Exercise directions ▸
Report the number of lines that hold the string "triangle". Leave out any other text.

Given data ▸

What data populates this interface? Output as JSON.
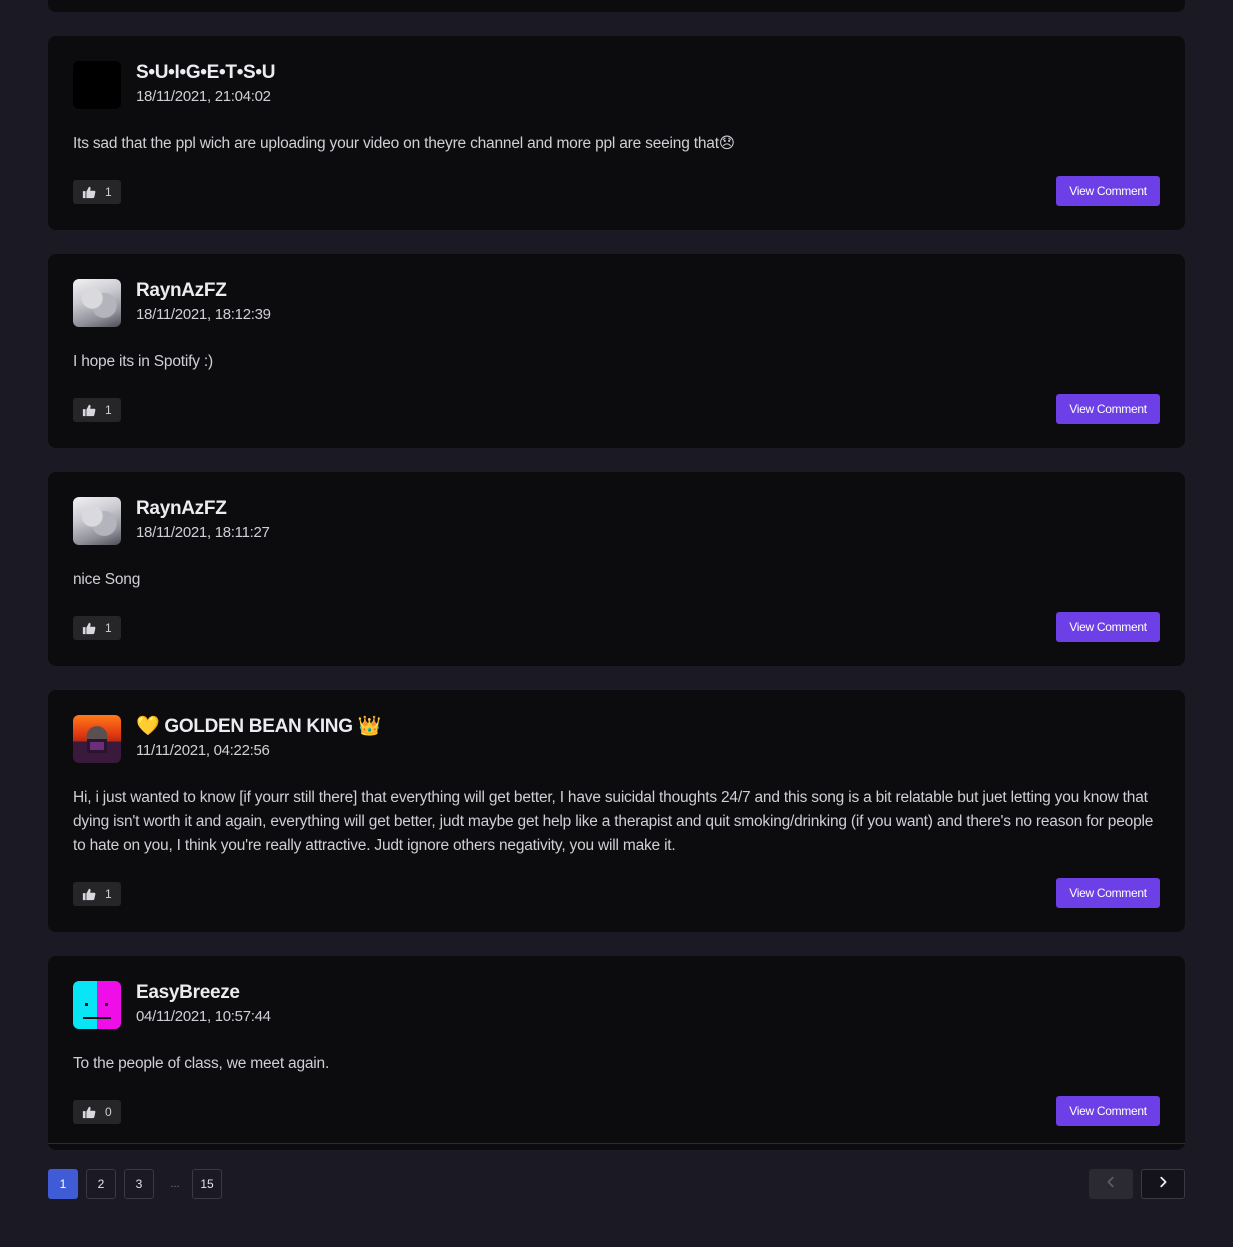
{
  "comments": [
    {
      "username": "S•U•I•G•E•T•S•U",
      "timestamp": "18/11/2021, 21:04:02",
      "text": "Its sad that the ppl wich are uploading your video on theyre channel and more ppl are seeing that😞",
      "likes": "1",
      "view_label": "View Comment",
      "avatar": "black"
    },
    {
      "username": "RaynAzFZ",
      "timestamp": "18/11/2021, 18:12:39",
      "text": "I hope its in Spotify :)",
      "likes": "1",
      "view_label": "View Comment",
      "avatar": "anime"
    },
    {
      "username": "RaynAzFZ",
      "timestamp": "18/11/2021, 18:11:27",
      "text": "nice Song",
      "likes": "1",
      "view_label": "View Comment",
      "avatar": "anime"
    },
    {
      "username": "💛 GOLDEN BEAN KING 👑",
      "timestamp": "11/11/2021, 04:22:56",
      "text": "Hi, i just wanted to know [if yourr still there] that everything will get better, I have suicidal thoughts 24/7 and this song is a bit relatable but juet letting you know that dying isn't worth it and again, everything will get better, judt maybe get help like a therapist and quit smoking/drinking (if you want) and there's no reason for people to hate on you, I think you're really attractive. Judt ignore others negativity, you will make it.",
      "likes": "1",
      "view_label": "View Comment",
      "avatar": "fire"
    },
    {
      "username": "EasyBreeze",
      "timestamp": "04/11/2021, 10:57:44",
      "text": "To the people of class, we meet again.",
      "likes": "0",
      "view_label": "View Comment",
      "avatar": "cyan"
    }
  ],
  "pagination": {
    "pages": [
      "1",
      "2",
      "3"
    ],
    "ellipsis": "...",
    "last_page": "15",
    "current": "1"
  },
  "icons": {
    "like": "thumbs-up-icon",
    "prev": "chevron-left-icon",
    "next": "chevron-right-icon"
  },
  "colors": {
    "background": "#1b1a24",
    "card": "#0c0c0f",
    "accent": "#6d3fe6",
    "page_active": "#3f5bd6"
  }
}
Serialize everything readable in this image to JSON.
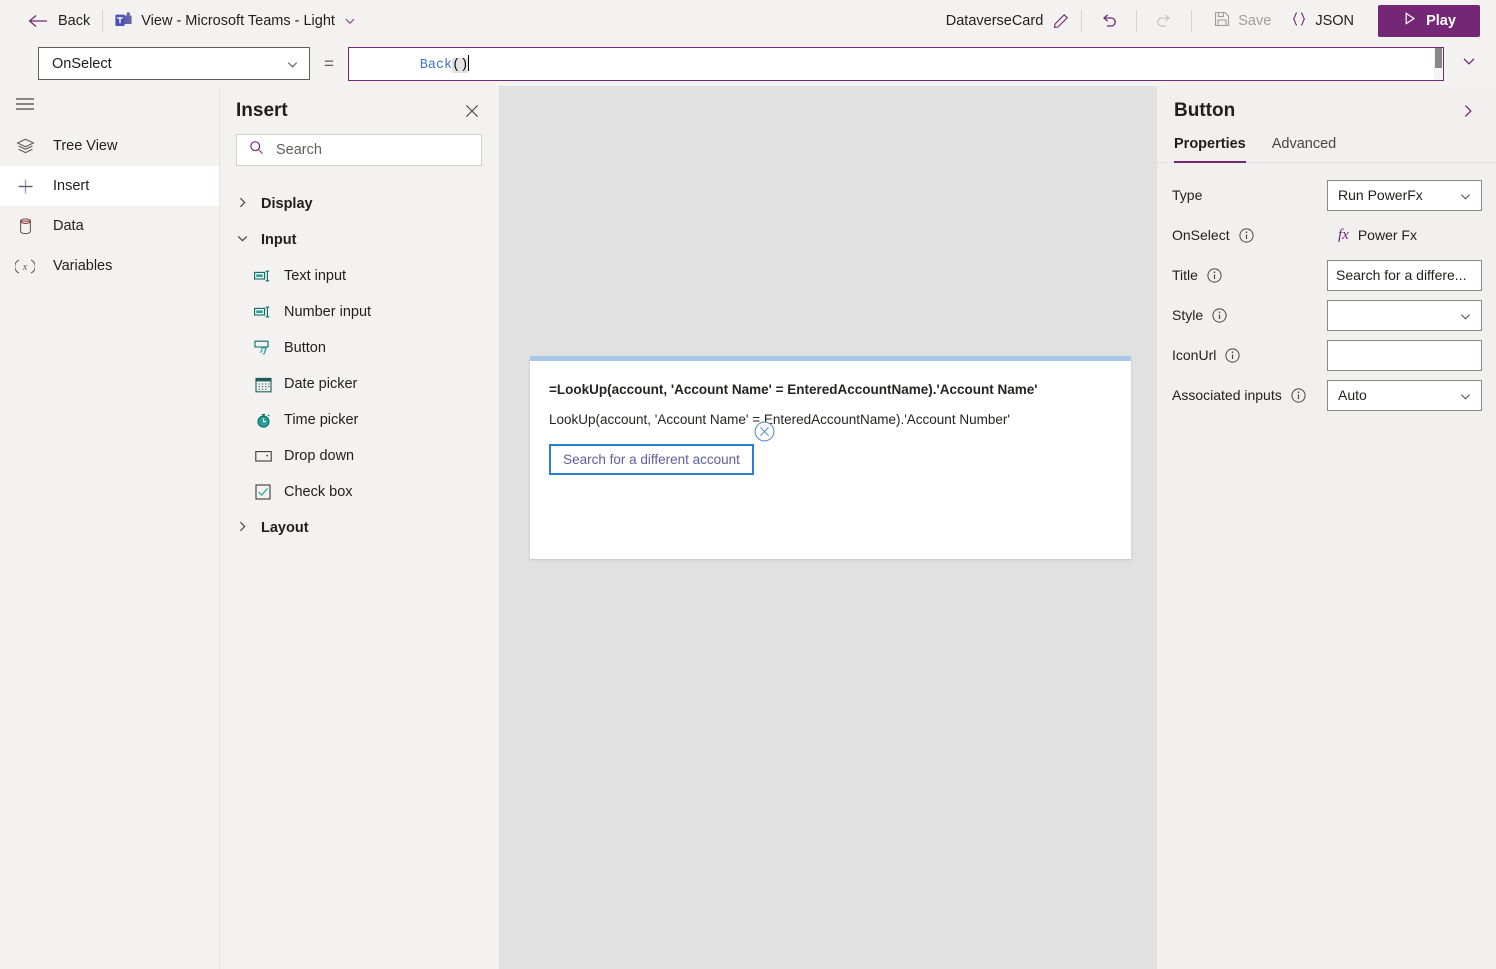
{
  "topbar": {
    "back_label": "Back",
    "back_icon": "arrow-left-icon",
    "app_icon": "microsoft-teams-icon",
    "app_title": "View - Microsoft Teams - Light",
    "app_title_chevron": "chevron-down-icon",
    "card_name": "DataverseCard",
    "edit_icon": "pencil-icon",
    "undo_icon": "undo-icon",
    "redo_icon": "redo-icon",
    "save_icon": "save-disk-icon",
    "save_label": "Save",
    "json_icon": "curly-braces-icon",
    "json_label": "JSON",
    "play_icon": "play-triangle-icon",
    "play_label": "Play",
    "accent_color": "#742774"
  },
  "formula_bar": {
    "property_selected": "OnSelect",
    "property_chevron": "chevron-down-icon",
    "equals": "=",
    "formula_function": "Back",
    "formula_parens": "()",
    "expand_icon": "chevron-down-icon",
    "border_color": "#742774"
  },
  "rail": {
    "menu_icon": "hamburger-menu-icon",
    "items": [
      {
        "label": "Tree View",
        "icon": "layers-icon",
        "selected": false
      },
      {
        "label": "Insert",
        "icon": "plus-icon",
        "selected": true
      },
      {
        "label": "Data",
        "icon": "database-icon",
        "selected": false
      },
      {
        "label": "Variables",
        "icon": "variables-x-icon",
        "selected": false
      }
    ]
  },
  "insert_panel": {
    "title": "Insert",
    "close_icon": "close-icon",
    "search": {
      "icon": "search-icon",
      "placeholder": "Search",
      "value": ""
    },
    "categories": [
      {
        "label": "Display",
        "expanded": false,
        "chevron": "chevron-right-icon",
        "items": []
      },
      {
        "label": "Input",
        "expanded": true,
        "chevron": "chevron-down-icon",
        "items": [
          {
            "label": "Text input",
            "icon": "text-input-icon"
          },
          {
            "label": "Number input",
            "icon": "number-input-icon"
          },
          {
            "label": "Button",
            "icon": "button-icon"
          },
          {
            "label": "Date picker",
            "icon": "calendar-icon"
          },
          {
            "label": "Time picker",
            "icon": "clock-icon"
          },
          {
            "label": "Drop down",
            "icon": "dropdown-icon"
          },
          {
            "label": "Check box",
            "icon": "checkbox-icon"
          }
        ]
      },
      {
        "label": "Layout",
        "expanded": false,
        "chevron": "chevron-right-icon",
        "items": []
      }
    ]
  },
  "canvas": {
    "background_color": "#e1e1e1",
    "card": {
      "accent_color": "#a8c8e9",
      "line1": "=LookUp(account, 'Account Name' = EnteredAccountName).'Account Name'",
      "line2": "LookUp(account, 'Account Name' = EnteredAccountName).'Account Number'",
      "button_label": "Search for a different account",
      "button_border_color": "#2b7cd3",
      "delete_icon": "circle-x-delete-icon"
    }
  },
  "properties_panel": {
    "title": "Button",
    "collapse_icon": "chevron-right-icon",
    "tabs": [
      {
        "label": "Properties",
        "active": true
      },
      {
        "label": "Advanced",
        "active": false
      }
    ],
    "rows": [
      {
        "label": "Type",
        "has_info": false,
        "control": "select",
        "value": "Run PowerFx"
      },
      {
        "label": "OnSelect",
        "has_info": true,
        "control": "fx",
        "value": "Power Fx",
        "fx_glyph": "fx"
      },
      {
        "label": "Title",
        "has_info": true,
        "control": "text",
        "value": "Search for a differe..."
      },
      {
        "label": "Style",
        "has_info": true,
        "control": "select",
        "value": ""
      },
      {
        "label": "IconUrl",
        "has_info": true,
        "control": "text",
        "value": ""
      },
      {
        "label": "Associated inputs",
        "has_info": true,
        "control": "select",
        "value": "Auto"
      }
    ],
    "active_tab_color": "#742774"
  }
}
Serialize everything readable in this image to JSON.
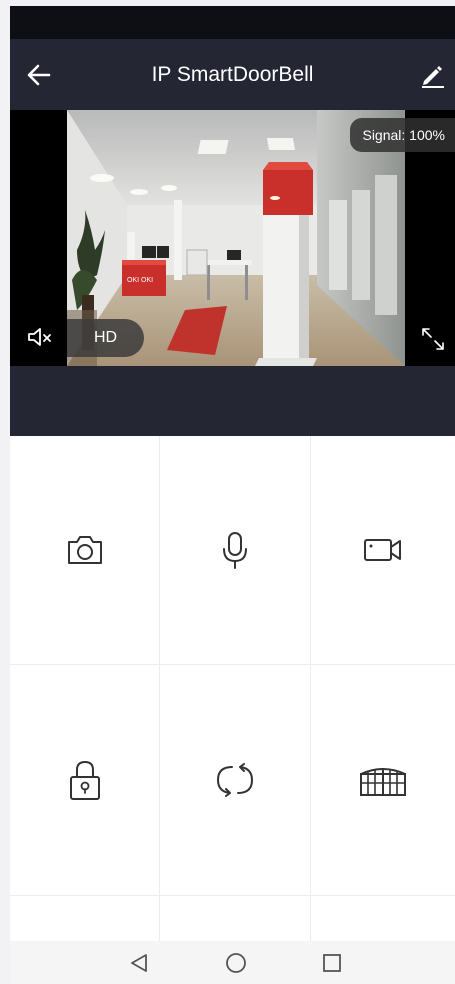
{
  "header": {
    "title": "IP SmartDoorBell"
  },
  "video": {
    "signal_label": "Signal: 100%",
    "quality_label": "HD",
    "scene_text": "OKI OKI"
  },
  "controls": [
    {
      "name": "snapshot",
      "icon": "camera-icon"
    },
    {
      "name": "talk",
      "icon": "microphone-icon"
    },
    {
      "name": "record",
      "icon": "video-camera-icon"
    },
    {
      "name": "unlock",
      "icon": "padlock-icon"
    },
    {
      "name": "rotate",
      "icon": "rotate-icon"
    },
    {
      "name": "gate",
      "icon": "gate-icon"
    }
  ],
  "nav": {
    "icons": [
      "back-triangle-icon",
      "home-circle-icon",
      "recents-square-icon"
    ]
  },
  "colors": {
    "header_bg": "#242733",
    "status_bar_bg": "#0e0f15",
    "icon_stroke": "#333333",
    "accent_red": "#c9302c"
  }
}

Response to the task ▸
2